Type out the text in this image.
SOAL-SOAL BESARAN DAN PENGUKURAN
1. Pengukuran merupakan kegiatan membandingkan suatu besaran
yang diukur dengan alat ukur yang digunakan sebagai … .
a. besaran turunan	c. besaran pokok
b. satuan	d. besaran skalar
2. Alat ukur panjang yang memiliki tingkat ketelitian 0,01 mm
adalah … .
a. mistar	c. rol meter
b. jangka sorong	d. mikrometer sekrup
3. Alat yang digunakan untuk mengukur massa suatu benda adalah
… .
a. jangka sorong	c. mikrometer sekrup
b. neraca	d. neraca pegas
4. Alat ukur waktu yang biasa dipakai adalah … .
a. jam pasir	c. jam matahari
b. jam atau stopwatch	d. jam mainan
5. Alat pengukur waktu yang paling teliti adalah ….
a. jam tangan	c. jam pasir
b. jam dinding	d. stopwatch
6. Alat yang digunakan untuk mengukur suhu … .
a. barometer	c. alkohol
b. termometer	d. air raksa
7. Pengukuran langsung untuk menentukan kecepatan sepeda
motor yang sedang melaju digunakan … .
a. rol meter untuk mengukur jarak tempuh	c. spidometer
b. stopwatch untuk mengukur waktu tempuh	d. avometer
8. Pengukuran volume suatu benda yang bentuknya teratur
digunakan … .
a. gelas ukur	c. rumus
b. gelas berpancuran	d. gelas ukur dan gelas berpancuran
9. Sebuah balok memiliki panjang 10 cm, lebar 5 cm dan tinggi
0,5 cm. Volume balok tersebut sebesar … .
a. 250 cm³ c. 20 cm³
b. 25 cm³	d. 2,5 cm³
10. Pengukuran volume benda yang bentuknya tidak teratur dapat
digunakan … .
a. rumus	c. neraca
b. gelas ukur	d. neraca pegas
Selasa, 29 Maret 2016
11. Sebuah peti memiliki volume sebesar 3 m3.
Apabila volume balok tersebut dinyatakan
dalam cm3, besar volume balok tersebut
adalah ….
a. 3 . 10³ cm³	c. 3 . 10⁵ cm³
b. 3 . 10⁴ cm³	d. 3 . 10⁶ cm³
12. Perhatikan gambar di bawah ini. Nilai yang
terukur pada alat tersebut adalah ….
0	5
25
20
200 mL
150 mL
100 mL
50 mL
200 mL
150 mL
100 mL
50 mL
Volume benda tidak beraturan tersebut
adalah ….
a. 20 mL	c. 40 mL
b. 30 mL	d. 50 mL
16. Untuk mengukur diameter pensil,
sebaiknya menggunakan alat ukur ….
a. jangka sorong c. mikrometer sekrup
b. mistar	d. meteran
|---|
Extract the full set of entries word for word.

→ Expected output
Type out the text in this image.
SOAL-SOAL BESARAN DAN PENGUKURAN
1. Pengukuran merupakan kegiatan membandingkan suatu besaran
yang diukur dengan alat ukur yang digunakan sebagai … .
a. besaran turunan	c. besaran pokok
b. satuan	d. besaran skalar
2. Alat ukur panjang yang memiliki tingkat ketelitian 0,01 mm
adalah … .
a. mistar	c. rol meter
b. jangka sorong	d. mikrometer sekrup
3. Alat yang digunakan untuk mengukur massa suatu benda adalah
… .
a. jangka sorong	c. mikrometer sekrup
b. neraca	d. neraca pegas
4. Alat ukur waktu yang biasa dipakai adalah … .
a. jam pasir	c. jam matahari
b. jam atau stopwatch	d. jam mainan
5. Alat pengukur waktu yang paling teliti adalah ….
a. jam tangan	c. jam pasir
b. jam dinding	d. stopwatch
6. Alat yang digunakan untuk mengukur suhu … .
a. barometer	c. alkohol
b. termometer	d. air raksa
7. Pengukuran langsung untuk menentukan kecepatan sepeda
motor yang sedang melaju digunakan … .
a. rol meter untuk mengukur jarak tempuh	c. spidometer
b. stopwatch untuk mengukur waktu tempuh	d. avometer
8. Pengukuran volume suatu benda yang bentuknya teratur
digunakan … .
a. gelas ukur	c. rumus
b. gelas berpancuran	d. gelas ukur dan gelas berpancuran
9. Sebuah balok memiliki panjang 10 cm, lebar 5 cm dan tinggi
0,5 cm. Volume balok tersebut sebesar … .
a. 250 cm³ c. 20 cm³
b. 25 cm³	d. 2,5 cm³
10. Pengukuran volume benda yang bentuknya tidak teratur dapat
digunakan … .
a. rumus	c. neraca
b. gelas ukur	d. neraca pegas
Selasa, 29 Maret 2016
11. Sebuah peti memiliki volume sebesar 3 m3.
Apabila volume balok tersebut dinyatakan
dalam cm3, besar volume balok tersebut
adalah ….
a. 3 . 10³ cm³	c. 3 . 10⁵ cm³
b. 3 . 10⁴ cm³	d. 3 . 10⁶ cm³
12. Perhatikan gambar di bawah ini. Nilai yang
terukur pada alat tersebut adalah ….
0	5
25
20
200 mL
150 mL
100 mL
50 mL
200 mL
150 mL
100 mL
50 mL
Volume benda tidak beraturan tersebut
adalah ….
a. 20 mL	c. 40 mL
b. 30 mL	d. 50 mL
16. Untuk mengukur diameter pensil,
sebaiknya menggunakan alat ukur ….
a. jangka sorong c. mikrometer sekrup
b. mistar	d. meteran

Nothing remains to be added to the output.